▶ _Materials provided_
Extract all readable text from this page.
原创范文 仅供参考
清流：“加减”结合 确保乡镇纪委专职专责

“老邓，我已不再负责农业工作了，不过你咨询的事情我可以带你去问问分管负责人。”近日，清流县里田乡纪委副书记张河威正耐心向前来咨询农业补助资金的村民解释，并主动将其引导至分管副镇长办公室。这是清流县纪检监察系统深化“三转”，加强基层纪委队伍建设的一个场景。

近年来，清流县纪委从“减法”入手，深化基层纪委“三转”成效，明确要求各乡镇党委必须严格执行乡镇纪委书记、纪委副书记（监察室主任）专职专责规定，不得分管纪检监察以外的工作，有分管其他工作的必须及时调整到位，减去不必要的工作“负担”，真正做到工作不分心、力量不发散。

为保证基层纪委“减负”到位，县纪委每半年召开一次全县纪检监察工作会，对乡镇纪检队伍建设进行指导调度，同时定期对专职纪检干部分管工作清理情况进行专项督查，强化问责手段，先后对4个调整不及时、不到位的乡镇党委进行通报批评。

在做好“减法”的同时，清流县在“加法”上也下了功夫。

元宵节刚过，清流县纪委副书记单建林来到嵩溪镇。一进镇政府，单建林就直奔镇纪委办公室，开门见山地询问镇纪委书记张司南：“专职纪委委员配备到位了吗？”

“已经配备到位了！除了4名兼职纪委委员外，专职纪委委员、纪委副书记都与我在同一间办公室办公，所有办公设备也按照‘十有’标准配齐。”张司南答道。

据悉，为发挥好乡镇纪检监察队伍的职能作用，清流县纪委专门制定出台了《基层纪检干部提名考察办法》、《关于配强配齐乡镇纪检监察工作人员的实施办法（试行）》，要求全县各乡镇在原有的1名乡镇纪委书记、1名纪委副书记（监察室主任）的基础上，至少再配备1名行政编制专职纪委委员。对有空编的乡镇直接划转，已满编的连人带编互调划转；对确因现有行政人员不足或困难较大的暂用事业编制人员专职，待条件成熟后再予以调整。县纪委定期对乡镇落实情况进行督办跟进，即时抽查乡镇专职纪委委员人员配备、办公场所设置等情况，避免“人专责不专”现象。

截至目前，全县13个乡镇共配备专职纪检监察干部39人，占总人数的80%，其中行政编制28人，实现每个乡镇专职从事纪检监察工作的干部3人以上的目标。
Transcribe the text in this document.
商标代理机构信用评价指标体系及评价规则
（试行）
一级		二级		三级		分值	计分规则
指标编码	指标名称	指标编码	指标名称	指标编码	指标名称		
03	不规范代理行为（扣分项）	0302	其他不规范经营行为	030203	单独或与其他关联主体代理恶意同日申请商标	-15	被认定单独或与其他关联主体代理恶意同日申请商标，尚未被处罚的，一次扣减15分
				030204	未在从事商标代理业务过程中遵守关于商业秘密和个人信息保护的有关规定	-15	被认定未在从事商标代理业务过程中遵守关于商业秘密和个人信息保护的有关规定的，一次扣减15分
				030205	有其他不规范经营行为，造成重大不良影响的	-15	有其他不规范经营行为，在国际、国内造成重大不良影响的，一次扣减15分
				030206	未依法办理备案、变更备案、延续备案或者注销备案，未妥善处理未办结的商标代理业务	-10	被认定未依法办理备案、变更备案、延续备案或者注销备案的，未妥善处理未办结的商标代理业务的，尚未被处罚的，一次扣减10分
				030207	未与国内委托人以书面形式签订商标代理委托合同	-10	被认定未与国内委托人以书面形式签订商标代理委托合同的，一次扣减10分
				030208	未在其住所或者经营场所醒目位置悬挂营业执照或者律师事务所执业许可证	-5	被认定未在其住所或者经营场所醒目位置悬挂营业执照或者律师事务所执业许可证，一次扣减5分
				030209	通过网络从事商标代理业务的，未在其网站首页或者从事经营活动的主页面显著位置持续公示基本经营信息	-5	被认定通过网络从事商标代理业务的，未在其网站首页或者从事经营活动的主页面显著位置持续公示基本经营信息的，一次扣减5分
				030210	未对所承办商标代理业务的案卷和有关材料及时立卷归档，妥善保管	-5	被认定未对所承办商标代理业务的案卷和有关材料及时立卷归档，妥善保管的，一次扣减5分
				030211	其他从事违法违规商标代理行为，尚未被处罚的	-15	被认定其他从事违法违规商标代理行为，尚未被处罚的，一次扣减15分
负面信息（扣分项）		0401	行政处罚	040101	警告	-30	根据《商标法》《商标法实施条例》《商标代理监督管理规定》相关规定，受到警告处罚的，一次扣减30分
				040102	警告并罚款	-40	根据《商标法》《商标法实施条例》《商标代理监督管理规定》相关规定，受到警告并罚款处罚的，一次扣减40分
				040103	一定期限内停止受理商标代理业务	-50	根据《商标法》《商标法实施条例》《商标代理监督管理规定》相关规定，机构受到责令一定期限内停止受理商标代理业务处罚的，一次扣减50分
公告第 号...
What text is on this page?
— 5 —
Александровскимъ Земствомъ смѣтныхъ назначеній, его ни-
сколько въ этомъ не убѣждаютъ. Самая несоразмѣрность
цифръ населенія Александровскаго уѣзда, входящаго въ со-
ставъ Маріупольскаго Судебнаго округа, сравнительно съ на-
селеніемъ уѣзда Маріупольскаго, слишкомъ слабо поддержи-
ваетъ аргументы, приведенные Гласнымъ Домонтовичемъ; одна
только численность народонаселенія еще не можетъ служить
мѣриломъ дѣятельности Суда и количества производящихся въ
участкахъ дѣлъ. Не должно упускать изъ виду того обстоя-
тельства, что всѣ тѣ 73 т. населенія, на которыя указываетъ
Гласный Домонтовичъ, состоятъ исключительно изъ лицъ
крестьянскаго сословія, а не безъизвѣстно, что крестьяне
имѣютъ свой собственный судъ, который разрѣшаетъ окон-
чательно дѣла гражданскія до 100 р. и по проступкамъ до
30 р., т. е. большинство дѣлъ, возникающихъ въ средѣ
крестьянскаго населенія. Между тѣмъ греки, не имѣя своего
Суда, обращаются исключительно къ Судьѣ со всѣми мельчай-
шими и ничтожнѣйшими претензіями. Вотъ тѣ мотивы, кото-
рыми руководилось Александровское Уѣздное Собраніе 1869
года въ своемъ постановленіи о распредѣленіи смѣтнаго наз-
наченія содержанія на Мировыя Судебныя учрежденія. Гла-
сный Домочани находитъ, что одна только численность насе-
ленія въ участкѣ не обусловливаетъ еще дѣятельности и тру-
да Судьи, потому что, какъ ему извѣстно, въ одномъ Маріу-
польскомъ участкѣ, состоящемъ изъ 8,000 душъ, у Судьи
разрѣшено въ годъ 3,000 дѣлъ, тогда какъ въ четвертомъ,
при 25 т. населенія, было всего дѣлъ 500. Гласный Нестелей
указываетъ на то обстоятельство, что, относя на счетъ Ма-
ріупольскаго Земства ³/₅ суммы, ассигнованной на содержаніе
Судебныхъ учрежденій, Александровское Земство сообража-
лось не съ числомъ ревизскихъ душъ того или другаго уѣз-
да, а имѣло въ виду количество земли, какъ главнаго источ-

▶ _Problem description_
Copy out the whole listing exactly; please set it all down.

▶ _Solution to the exercise_
Extract all readable text from this page.
原创范文 仅供参考
清流：“加减”结合 确保乡镇纪委专职专责

“老邓，我已不再负责农业工作了，不过你咨询的事情我可以带你去问问分管负责人。”近日，清流县里田乡纪委副书记张河威正耐心向前来咨询农业补助资金的村民解释，并主动将其引导至分管副镇长办公室。这是清流县纪检监察系统深化“三转”，加强基层纪委队伍建设的一个场景。

近年来，清流县纪委从“减法”入手，深化基层纪委“三转”成效，明确要求各乡镇党委必须严格执行乡镇纪委书记、纪委副书记（监察室主任）专职专责规定，不得分管纪检监察以外的工作，有分管其他工作的必须及时调整到位，减去不必要的工作“负担”，真正做到工作不分心、力量不发散。

为保证基层纪委“减负”到位，县纪委每半年召开一次全县纪检监察工作会，对乡镇纪检队伍建设进行指导调度，同时定期对专职纪检干部分管工作清理情况进行专项督查，强化问责手段，先后对4个调整不及时、不到位的乡镇党委进行通报批评。

在做好“减法”的同时，清流县在“加法”上也下了功夫。

元宵节刚过，清流县纪委副书记单建林来到嵩溪镇。一进镇政府，单建林就直奔镇纪委办公室，开门见山地询问镇纪委书记张司南：“专职纪委委员配备到位了吗？”

“已经配备到位了！除了4名兼职纪委委员外，专职纪委委员、纪委副书记都与我在同一间办公室办公，所有办公设备也按照‘十有’标准配齐。”张司南答道。

据悉，为发挥好乡镇纪检监察队伍的职能作用，清流县纪委专门制定出台了《基层纪检干部提名考察办法》、《关于配强配齐乡镇纪检监察工作人员的实施办法（试行）》，要求全县各乡镇在原有的1名乡镇纪委书记、1名纪委副书记（监察室主任）的基础上，至少再配备1名行政编制专职纪委委员。对有空编的乡镇直接划转，已满编的连人带编互调划转；对确因现有行政人员不足或困难较大的暂用事业编制人员专职，待条件成熟后再予以调整。县纪委定期对乡镇落实情况进行督办跟进，即时抽查乡镇专职纪委委员人员配备、办公场所设置等情况，避免“人专责不专”现象。

截至目前，全县13个乡镇共配备专职纪检监察干部39人，占总人数的80%，其中行政编制28人，实现每个乡镇专职从事纪检监察工作的干部3人以上的目标。
Transcribe the text in this document.
商标代理机构信用评价指标体系及评价规则
（试行）
一级		二级		三级		分值	计分规则
指标编码	指标名称	指标编码	指标名称	指标编码	指标名称		
03	不规范代理行为（扣分项）	0302	其他不规范经营行为	030203	单独或与其他关联主体代理恶意同日申请商标	-15	被认定单独或与其他关联主体代理恶意同日申请商标，尚未被处罚的，一次扣减15分
				030204	未在从事商标代理业务过程中遵守关于商业秘密和个人信息保护的有关规定	-15	被认定未在从事商标代理业务过程中遵守关于商业秘密和个人信息保护的有关规定的，一次扣减15分
				030205	有其他不规范经营行为，造成重大不良影响的	-15	有其他不规范经营行为，在国际、国内造成重大不良影响的，一次扣减15分
				030206	未依法办理备案、变更备案、延续备案或者注销备案，未妥善处理未办结的商标代理业务	-10	被认定未依法办理备案、变更备案、延续备案或者注销备案的，未妥善处理未办结的商标代理业务的，尚未被处罚的，一次扣减10分
				030207	未与国内委托人以书面形式签订商标代理委托合同	-10	被认定未与国内委托人以书面形式签订商标代理委托合同的，一次扣减10分
				030208	未在其住所或者经营场所醒目位置悬挂营业执照或者律师事务所执业许可证	-5	被认定未在其住所或者经营场所醒目位置悬挂营业执照或者律师事务所执业许可证，一次扣减5分
				030209	通过网络从事商标代理业务的，未在其网站首页或者从事经营活动的主页面显著位置持续公示基本经营信息	-5	被认定通过网络从事商标代理业务的，未在其网站首页或者从事经营活动的主页面显著位置持续公示基本经营信息的，一次扣减5分
				030210	未对所承办商标代理业务的案卷和有关材料及时立卷归档，妥善保管	-5	被认定未对所承办商标代理业务的案卷和有关材料及时立卷归档，妥善保管的，一次扣减5分
				030211	其他从事违法违规商标代理行为，尚未被处罚的	-15	被认定其他从事违法违规商标代理行为，尚未被处罚的，一次扣减15分
负面信息（扣分项）		0401	行政处罚	040101	警告	-30	根据《商标法》《商标法实施条例》《商标代理监督管理规定》相关规定，受到警告处罚的，一次扣减30分
				040102	警告并罚款	-40	根据《商标法》《商标法实施条例》《商标代理监督管理规定》相关规定，受到警告并罚款处罚的，一次扣减40分
				040103	一定期限内停止受理商标代理业务	-50	根据《商标法》《商标法实施条例》《商标代理监督管理规定》相关规定，机构受到责令一定期限内停止受理商标代理业务处罚的，一次扣减50分
公告第 号...
What text is on this page?
— 5 —
Александровскимъ Земствомъ смѣтныхъ назначеній, его ни-
сколько въ этомъ не убѣждаютъ. Самая несоразмѣрность
цифръ населенія Александровскаго уѣзда, входящаго въ со-
ставъ Маріупольскаго Судебнаго округа, сравнительно съ на-
селеніемъ уѣзда Маріупольскаго, слишкомъ слабо поддержи-
ваетъ аргументы, приведенные Гласнымъ Домонтовичемъ; одна
только численность народонаселенія еще не можетъ служить
мѣриломъ дѣятельности Суда и количества производящихся въ
участкахъ дѣлъ. Не должно упускать изъ виду того обстоя-
тельства, что всѣ тѣ 73 т. населенія, на которыя указываетъ
Гласный Домонтовичъ, состоятъ исключительно изъ лицъ
крестьянскаго сословія, а не безъизвѣстно, что крестьяне
имѣютъ свой собственный судъ, который разрѣшаетъ окон-
чательно дѣла гражданскія до 100 р. и по проступкамъ до
30 р., т. е. большинство дѣлъ, возникающихъ въ средѣ
крестьянскаго населенія. Между тѣмъ греки, не имѣя своего
Суда, обращаются исключительно къ Судьѣ со всѣми мельчай-
шими и ничтожнѣйшими претензіями. Вотъ тѣ мотивы, кото-
рыми руководилось Александровское Уѣздное Собраніе 1869
года въ своемъ постановленіи о распредѣленіи смѣтнаго наз-
наченія содержанія на Мировыя Судебныя учрежденія. Гла-
сный Домочани находитъ, что одна только численность насе-
ленія въ участкѣ не обусловливаетъ еще дѣятельности и тру-
да Судьи, потому что, какъ ему извѣстно, въ одномъ Маріу-
польскомъ участкѣ, состоящемъ изъ 8,000 душъ, у Судьи
разрѣшено въ годъ 3,000 дѣлъ, тогда какъ въ четвертомъ,
при 25 т. населенія, было всего дѣлъ 500. Гласный Нестелей
указываетъ на то обстоятельство, что, относя на счетъ Ма-
ріупольскаго Земства ³/₅ суммы, ассигнованной на содержаніе
Судебныхъ учрежденій, Александровское Земство сообража-
лось не съ числомъ ревизскихъ душъ того или другаго уѣз-
да, а имѣло въ виду количество земли, какъ главнаго источ-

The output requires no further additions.